> _Goal_
Repeat the records below exactly.

> _Listed records_
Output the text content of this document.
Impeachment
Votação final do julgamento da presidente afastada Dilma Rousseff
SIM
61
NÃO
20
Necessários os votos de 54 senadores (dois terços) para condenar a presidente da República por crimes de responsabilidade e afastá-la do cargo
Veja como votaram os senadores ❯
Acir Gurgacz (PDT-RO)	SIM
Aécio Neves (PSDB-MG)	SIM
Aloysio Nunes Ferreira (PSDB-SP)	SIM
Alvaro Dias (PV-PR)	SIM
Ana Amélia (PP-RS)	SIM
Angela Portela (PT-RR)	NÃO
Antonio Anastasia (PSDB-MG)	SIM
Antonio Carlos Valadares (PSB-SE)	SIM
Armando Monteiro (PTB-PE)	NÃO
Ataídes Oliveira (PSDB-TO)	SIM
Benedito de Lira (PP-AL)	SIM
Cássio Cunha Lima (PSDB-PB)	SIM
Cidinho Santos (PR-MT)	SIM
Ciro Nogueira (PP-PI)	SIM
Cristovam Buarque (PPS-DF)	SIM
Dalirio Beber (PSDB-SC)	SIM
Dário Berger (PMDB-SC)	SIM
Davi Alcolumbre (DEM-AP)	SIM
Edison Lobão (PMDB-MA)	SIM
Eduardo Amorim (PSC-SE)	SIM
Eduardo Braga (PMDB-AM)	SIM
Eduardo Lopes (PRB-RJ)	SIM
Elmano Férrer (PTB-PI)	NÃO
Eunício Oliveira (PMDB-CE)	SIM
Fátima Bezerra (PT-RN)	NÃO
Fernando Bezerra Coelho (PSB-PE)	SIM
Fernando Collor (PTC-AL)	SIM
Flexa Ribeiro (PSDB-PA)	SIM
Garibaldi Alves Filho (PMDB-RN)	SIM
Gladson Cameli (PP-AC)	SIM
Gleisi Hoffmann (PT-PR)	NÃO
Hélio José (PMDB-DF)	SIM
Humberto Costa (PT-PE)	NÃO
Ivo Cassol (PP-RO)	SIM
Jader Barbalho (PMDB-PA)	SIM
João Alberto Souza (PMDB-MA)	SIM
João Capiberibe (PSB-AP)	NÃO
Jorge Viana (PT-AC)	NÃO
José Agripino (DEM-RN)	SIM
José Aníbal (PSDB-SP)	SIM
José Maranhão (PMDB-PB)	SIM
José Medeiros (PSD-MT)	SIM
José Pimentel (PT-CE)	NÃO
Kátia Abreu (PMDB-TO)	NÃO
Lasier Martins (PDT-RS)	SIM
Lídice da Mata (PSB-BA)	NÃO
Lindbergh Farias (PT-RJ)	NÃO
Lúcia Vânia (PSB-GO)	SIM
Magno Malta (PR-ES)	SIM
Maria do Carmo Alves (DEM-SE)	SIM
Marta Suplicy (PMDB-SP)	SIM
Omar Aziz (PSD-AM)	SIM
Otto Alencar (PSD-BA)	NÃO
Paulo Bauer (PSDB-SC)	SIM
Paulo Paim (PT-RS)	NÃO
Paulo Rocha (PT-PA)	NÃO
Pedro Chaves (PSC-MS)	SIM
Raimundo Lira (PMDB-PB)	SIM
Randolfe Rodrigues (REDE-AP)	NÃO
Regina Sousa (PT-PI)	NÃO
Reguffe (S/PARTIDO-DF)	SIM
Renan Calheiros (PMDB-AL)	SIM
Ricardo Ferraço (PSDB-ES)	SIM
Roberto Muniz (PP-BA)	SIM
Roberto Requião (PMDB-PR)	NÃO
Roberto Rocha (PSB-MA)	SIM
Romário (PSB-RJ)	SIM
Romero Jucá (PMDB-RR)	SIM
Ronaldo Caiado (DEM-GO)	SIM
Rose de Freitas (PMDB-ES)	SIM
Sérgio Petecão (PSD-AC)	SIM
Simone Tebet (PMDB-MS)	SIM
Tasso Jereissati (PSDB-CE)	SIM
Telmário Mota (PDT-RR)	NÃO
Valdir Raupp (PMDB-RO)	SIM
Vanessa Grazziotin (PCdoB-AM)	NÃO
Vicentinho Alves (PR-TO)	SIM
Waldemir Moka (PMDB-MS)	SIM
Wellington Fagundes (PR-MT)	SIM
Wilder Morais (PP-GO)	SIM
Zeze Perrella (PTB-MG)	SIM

> _Answer to this problem_
Output the text content of this document.
Impeachment
Votação final do julgamento da presidente afastada Dilma Rousseff
SIM
61
NÃO
20
Necessários os votos de 54 senadores (dois terços) para condenar a presidente da República por crimes de responsabilidade e afastá-la do cargo
Veja como votaram os senadores ❯
Acir Gurgacz (PDT-RO)	SIM
Aécio Neves (PSDB-MG)	SIM
Aloysio Nunes Ferreira (PSDB-SP)	SIM
Alvaro Dias (PV-PR)	SIM
Ana Amélia (PP-RS)	SIM
Angela Portela (PT-RR)	NÃO
Antonio Anastasia (PSDB-MG)	SIM
Antonio Carlos Valadares (PSB-SE)	SIM
Armando Monteiro (PTB-PE)	NÃO
Ataídes Oliveira (PSDB-TO)	SIM
Benedito de Lira (PP-AL)	SIM
Cássio Cunha Lima (PSDB-PB)	SIM
Cidinho Santos (PR-MT)	SIM
Ciro Nogueira (PP-PI)	SIM
Cristovam Buarque (PPS-DF)	SIM
Dalirio Beber (PSDB-SC)	SIM
Dário Berger (PMDB-SC)	SIM
Davi Alcolumbre (DEM-AP)	SIM
Edison Lobão (PMDB-MA)	SIM
Eduardo Amorim (PSC-SE)	SIM
Eduardo Braga (PMDB-AM)	SIM
Eduardo Lopes (PRB-RJ)	SIM
Elmano Férrer (PTB-PI)	NÃO
Eunício Oliveira (PMDB-CE)	SIM
Fátima Bezerra (PT-RN)	NÃO
Fernando Bezerra Coelho (PSB-PE)	SIM
Fernando Collor (PTC-AL)	SIM
Flexa Ribeiro (PSDB-PA)	SIM
Garibaldi Alves Filho (PMDB-RN)	SIM
Gladson Cameli (PP-AC)	SIM
Gleisi Hoffmann (PT-PR)	NÃO
Hélio José (PMDB-DF)	SIM
Humberto Costa (PT-PE)	NÃO
Ivo Cassol (PP-RO)	SIM
Jader Barbalho (PMDB-PA)	SIM
João Alberto Souza (PMDB-MA)	SIM
João Capiberibe (PSB-AP)	NÃO
Jorge Viana (PT-AC)	NÃO
José Agripino (DEM-RN)	SIM
José Aníbal (PSDB-SP)	SIM
José Maranhão (PMDB-PB)	SIM
José Medeiros (PSD-MT)	SIM
José Pimentel (PT-CE)	NÃO
Kátia Abreu (PMDB-TO)	NÃO
Lasier Martins (PDT-RS)	SIM
Lídice da Mata (PSB-BA)	NÃO
Lindbergh Farias (PT-RJ)	NÃO
Lúcia Vânia (PSB-GO)	SIM
Magno Malta (PR-ES)	SIM
Maria do Carmo Alves (DEM-SE)	SIM
Marta Suplicy (PMDB-SP)	SIM
Omar Aziz (PSD-AM)	SIM
Otto Alencar (PSD-BA)	NÃO
Paulo Bauer (PSDB-SC)	SIM
Paulo Paim (PT-RS)	NÃO
Paulo Rocha (PT-PA)	NÃO
Pedro Chaves (PSC-MS)	SIM
Raimundo Lira (PMDB-PB)	SIM
Randolfe Rodrigues (REDE-AP)	NÃO
Regina Sousa (PT-PI)	NÃO
Reguffe (S/PARTIDO-DF)	SIM
Renan Calheiros (PMDB-AL)	SIM
Ricardo Ferraço (PSDB-ES)	SIM
Roberto Muniz (PP-BA)	SIM
Roberto Requião (PMDB-PR)	NÃO
Roberto Rocha (PSB-MA)	SIM
Romário (PSB-RJ)	SIM
Romero Jucá (PMDB-RR)	SIM
Ronaldo Caiado (DEM-GO)	SIM
Rose de Freitas (PMDB-ES)	SIM
Sérgio Petecão (PSD-AC)	SIM
Simone Tebet (PMDB-MS)	SIM
Tasso Jereissati (PSDB-CE)	SIM
Telmário Mota (PDT-RR)	NÃO
Valdir Raupp (PMDB-RO)	SIM
Vanessa Grazziotin (PCdoB-AM)	NÃO
Vicentinho Alves (PR-TO)	SIM
Waldemir Moka (PMDB-MS)	SIM
Wellington Fagundes (PR-MT)	SIM
Wilder Morais (PP-GO)	SIM
Zeze Perrella (PTB-MG)	SIM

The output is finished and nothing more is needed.